====== Records ======

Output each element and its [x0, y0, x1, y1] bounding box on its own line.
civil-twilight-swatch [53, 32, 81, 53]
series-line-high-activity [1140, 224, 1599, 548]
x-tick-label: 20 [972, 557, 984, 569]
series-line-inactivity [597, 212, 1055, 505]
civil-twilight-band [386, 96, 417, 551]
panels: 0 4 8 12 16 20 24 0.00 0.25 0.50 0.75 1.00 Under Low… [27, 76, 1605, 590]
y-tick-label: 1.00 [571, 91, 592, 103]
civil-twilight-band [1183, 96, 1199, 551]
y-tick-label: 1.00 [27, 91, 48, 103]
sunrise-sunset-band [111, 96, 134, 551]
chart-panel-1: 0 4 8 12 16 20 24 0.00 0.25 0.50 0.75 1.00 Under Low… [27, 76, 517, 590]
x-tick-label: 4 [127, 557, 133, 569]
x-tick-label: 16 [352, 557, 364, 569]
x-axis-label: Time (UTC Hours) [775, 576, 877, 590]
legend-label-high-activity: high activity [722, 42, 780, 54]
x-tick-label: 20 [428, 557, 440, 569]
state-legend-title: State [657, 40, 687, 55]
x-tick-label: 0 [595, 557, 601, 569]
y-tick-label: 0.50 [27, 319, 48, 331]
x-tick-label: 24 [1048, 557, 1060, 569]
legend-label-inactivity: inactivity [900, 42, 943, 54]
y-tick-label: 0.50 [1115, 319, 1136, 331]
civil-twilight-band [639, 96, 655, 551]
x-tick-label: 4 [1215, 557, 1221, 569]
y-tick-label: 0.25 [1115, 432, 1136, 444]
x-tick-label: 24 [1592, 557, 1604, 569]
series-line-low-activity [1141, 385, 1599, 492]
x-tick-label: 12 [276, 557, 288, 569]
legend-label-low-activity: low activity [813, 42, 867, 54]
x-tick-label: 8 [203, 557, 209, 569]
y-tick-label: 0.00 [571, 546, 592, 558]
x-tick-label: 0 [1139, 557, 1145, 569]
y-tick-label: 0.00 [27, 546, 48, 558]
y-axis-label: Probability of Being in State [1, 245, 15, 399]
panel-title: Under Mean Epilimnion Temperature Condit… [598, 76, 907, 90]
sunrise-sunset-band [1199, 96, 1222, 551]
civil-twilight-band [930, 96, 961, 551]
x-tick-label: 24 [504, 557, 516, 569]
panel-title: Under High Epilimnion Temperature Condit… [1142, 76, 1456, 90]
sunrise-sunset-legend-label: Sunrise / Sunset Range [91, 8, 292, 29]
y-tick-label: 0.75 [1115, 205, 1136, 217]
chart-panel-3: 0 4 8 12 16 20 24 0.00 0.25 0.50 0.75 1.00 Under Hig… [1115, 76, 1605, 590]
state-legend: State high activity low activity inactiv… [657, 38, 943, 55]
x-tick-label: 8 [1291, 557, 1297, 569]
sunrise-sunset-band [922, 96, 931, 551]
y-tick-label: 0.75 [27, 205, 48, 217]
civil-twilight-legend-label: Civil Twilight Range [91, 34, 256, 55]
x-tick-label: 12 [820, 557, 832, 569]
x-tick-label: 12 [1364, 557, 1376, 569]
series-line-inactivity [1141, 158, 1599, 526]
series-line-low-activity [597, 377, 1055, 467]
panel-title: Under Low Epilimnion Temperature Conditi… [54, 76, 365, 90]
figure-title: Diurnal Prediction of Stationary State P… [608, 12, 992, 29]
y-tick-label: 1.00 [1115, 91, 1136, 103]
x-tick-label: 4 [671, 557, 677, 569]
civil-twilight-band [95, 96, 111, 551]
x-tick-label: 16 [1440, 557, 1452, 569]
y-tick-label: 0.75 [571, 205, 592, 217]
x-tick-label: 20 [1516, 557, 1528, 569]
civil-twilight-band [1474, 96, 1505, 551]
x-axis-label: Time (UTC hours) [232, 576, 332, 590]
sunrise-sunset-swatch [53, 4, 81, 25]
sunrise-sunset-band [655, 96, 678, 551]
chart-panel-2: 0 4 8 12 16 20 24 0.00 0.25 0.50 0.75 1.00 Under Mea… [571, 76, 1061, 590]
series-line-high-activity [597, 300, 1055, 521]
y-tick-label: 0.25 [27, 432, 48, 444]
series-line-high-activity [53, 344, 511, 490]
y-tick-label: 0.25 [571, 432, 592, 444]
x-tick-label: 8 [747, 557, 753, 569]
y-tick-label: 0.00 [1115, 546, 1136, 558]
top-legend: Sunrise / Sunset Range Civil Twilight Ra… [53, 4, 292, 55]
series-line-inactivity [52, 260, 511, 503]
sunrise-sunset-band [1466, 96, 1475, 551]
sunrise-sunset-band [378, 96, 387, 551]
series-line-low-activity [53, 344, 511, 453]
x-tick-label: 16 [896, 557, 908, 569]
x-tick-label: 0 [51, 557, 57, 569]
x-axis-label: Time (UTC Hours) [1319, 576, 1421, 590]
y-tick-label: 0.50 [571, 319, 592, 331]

======

Rewrite the records from the first line through the line containing "panel-title: Under Mean", switching "civil-twilight-band" to "civil-twilight-region" and leaving everything else unchanged.

| Written solution |
Output each element and its [x0, y0, x1, y1] bounding box on its own line.
civil-twilight-swatch [53, 32, 81, 53]
series-line-high-activity [1140, 224, 1599, 548]
x-tick-label: 20 [972, 557, 984, 569]
series-line-inactivity [597, 212, 1055, 505]
civil-twilight-region [386, 96, 417, 551]
panels: 0 4 8 12 16 20 24 0.00 0.25 0.50 0.75 1.00 Under Low… [27, 76, 1605, 590]
y-tick-label: 1.00 [571, 91, 592, 103]
civil-twilight-region [1183, 96, 1199, 551]
y-tick-label: 1.00 [27, 91, 48, 103]
sunrise-sunset-band [111, 96, 134, 551]
chart-panel-1: 0 4 8 12 16 20 24 0.00 0.25 0.50 0.75 1.00 Under Low… [27, 76, 517, 590]
x-tick-label: 4 [127, 557, 133, 569]
x-tick-label: 16 [352, 557, 364, 569]
x-axis-label: Time (UTC Hours) [775, 576, 877, 590]
legend-label-high-activity: high activity [722, 42, 780, 54]
x-tick-label: 20 [428, 557, 440, 569]
state-legend-title: State [657, 40, 687, 55]
x-tick-label: 0 [595, 557, 601, 569]
y-tick-label: 0.50 [27, 319, 48, 331]
x-tick-label: 24 [1048, 557, 1060, 569]
legend-label-inactivity: inactivity [900, 42, 943, 54]
y-tick-label: 0.50 [1115, 319, 1136, 331]
civil-twilight-region [639, 96, 655, 551]
x-tick-label: 4 [1215, 557, 1221, 569]
y-tick-label: 0.25 [1115, 432, 1136, 444]
x-tick-label: 24 [1592, 557, 1604, 569]
series-line-low-activity [1141, 385, 1599, 492]
x-tick-label: 12 [276, 557, 288, 569]
legend-label-low-activity: low activity [813, 42, 867, 54]
x-tick-label: 8 [203, 557, 209, 569]
y-tick-label: 0.00 [571, 546, 592, 558]
x-tick-label: 0 [1139, 557, 1145, 569]
y-tick-label: 0.00 [27, 546, 48, 558]
y-axis-label: Probability of Being in State [1, 245, 15, 399]
panel-title: Under Mean Epilimnion Temperature Condit… [598, 76, 907, 90]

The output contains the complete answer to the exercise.